Collected data

----------------

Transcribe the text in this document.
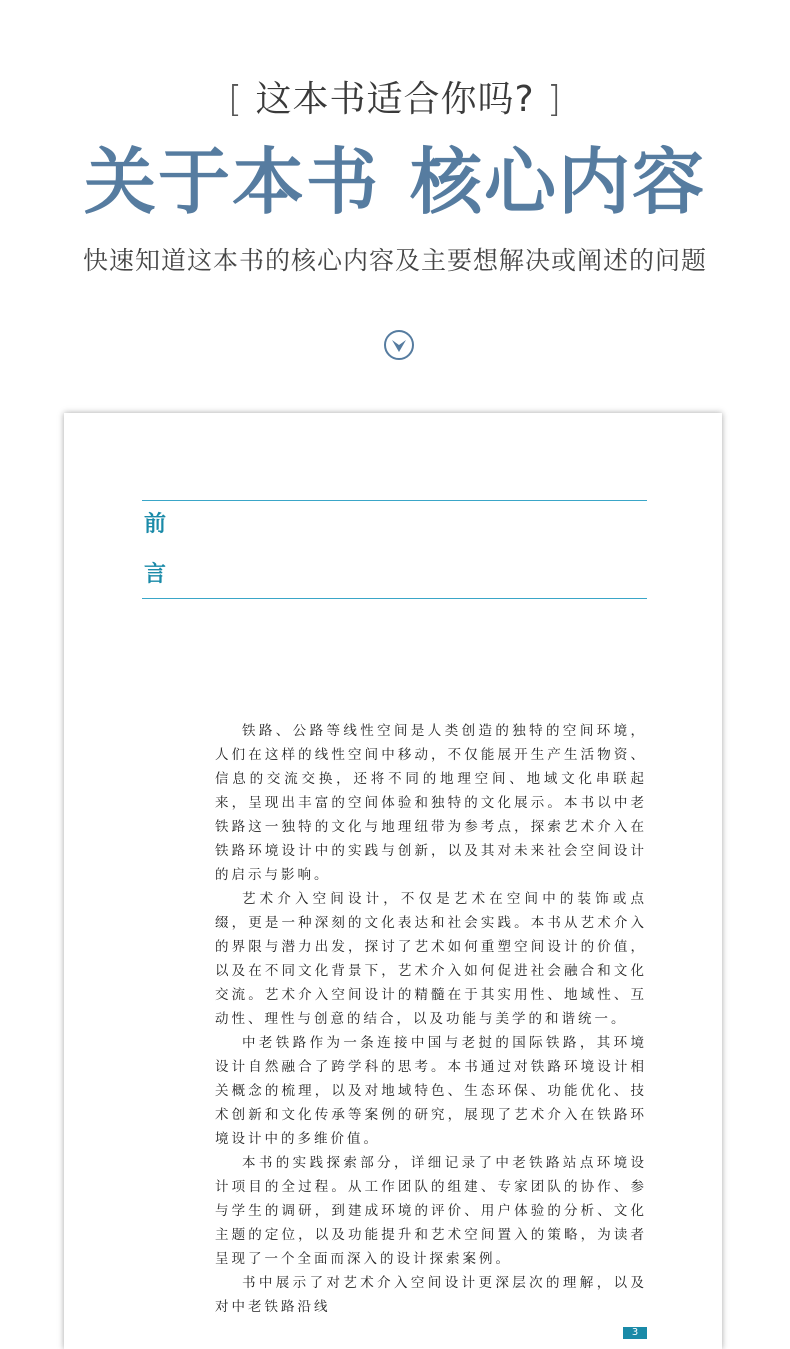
[ 这本书适合你吗? ]
关于本书 核心内容
快速知道这本书的核心内容及主要想解决或阐述的问题
前
言

铁路、公路等线性空间是人类创造的独特的空间环境，人们在这样的线性空间中移动，不仅能展开生产生活物资、信息的交流交换，还将不同的地理空间、地域文化串联起来，呈现出丰富的空间体验和独特的文化展示。本书以中老铁路这一独特的文化与地理纽带为参考点，探索艺术介入在铁路环境设计中的实践与创新，以及其对未来社会空间设计的启示与影响。

艺术介入空间设计，不仅是艺术在空间中的装饰或点缀，更是一种深刻的文化表达和社会实践。本书从艺术介入的界限与潜力出发，探讨了艺术如何重塑空间设计的价值，以及在不同文化背景下，艺术介入如何促进社会融合和文化交流。艺术介入空间设计的精髓在于其实用性、地域性、互动性、理性与创意的结合，以及功能与美学的和谐统一。

中老铁路作为一条连接中国与老挝的国际铁路，其环境设计自然融合了跨学科的思考。本书通过对铁路环境设计相关概念的梳理，以及对地域特色、生态环保、功能优化、技术创新和文化传承等案例的研究，展现了艺术介入在铁路环境设计中的多维价值。

本书的实践探索部分，详细记录了中老铁路站点环境设计项目的全过程。从工作团队的组建、专家团队的协作、参与学生的调研，到建成环境的评价、用户体验的分析、文化主题的定位，以及功能提升和艺术空间置入的策略，为读者呈现了一个全面而深入的设计探索案例。

书中展示了对艺术介入空间设计更深层次的理解，以及对中老铁路沿线

3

----------------

**TASK:**
Copy out all the data without changing anything, and drop the pictures.

**SOLUTION TO THIS EXERCISE:**
Transcribe the text in this document.
[ 这本书适合你吗? ]
关于本书 核心内容
快速知道这本书的核心内容及主要想解决或阐述的问题
前
言

铁路、公路等线性空间是人类创造的独特的空间环境，人们在这样的线性空间中移动，不仅能展开生产生活物资、信息的交流交换，还将不同的地理空间、地域文化串联起来，呈现出丰富的空间体验和独特的文化展示。本书以中老铁路这一独特的文化与地理纽带为参考点，探索艺术介入在铁路环境设计中的实践与创新，以及其对未来社会空间设计的启示与影响。

艺术介入空间设计，不仅是艺术在空间中的装饰或点缀，更是一种深刻的文化表达和社会实践。本书从艺术介入的界限与潜力出发，探讨了艺术如何重塑空间设计的价值，以及在不同文化背景下，艺术介入如何促进社会融合和文化交流。艺术介入空间设计的精髓在于其实用性、地域性、互动性、理性与创意的结合，以及功能与美学的和谐统一。

中老铁路作为一条连接中国与老挝的国际铁路，其环境设计自然融合了跨学科的思考。本书通过对铁路环境设计相关概念的梳理，以及对地域特色、生态环保、功能优化、技术创新和文化传承等案例的研究，展现了艺术介入在铁路环境设计中的多维价值。

本书的实践探索部分，详细记录了中老铁路站点环境设计项目的全过程。从工作团队的组建、专家团队的协作、参与学生的调研，到建成环境的评价、用户体验的分析、文化主题的定位，以及功能提升和艺术空间置入的策略，为读者呈现了一个全面而深入的设计探索案例。

书中展示了对艺术介入空间设计更深层次的理解，以及对中老铁路沿线

3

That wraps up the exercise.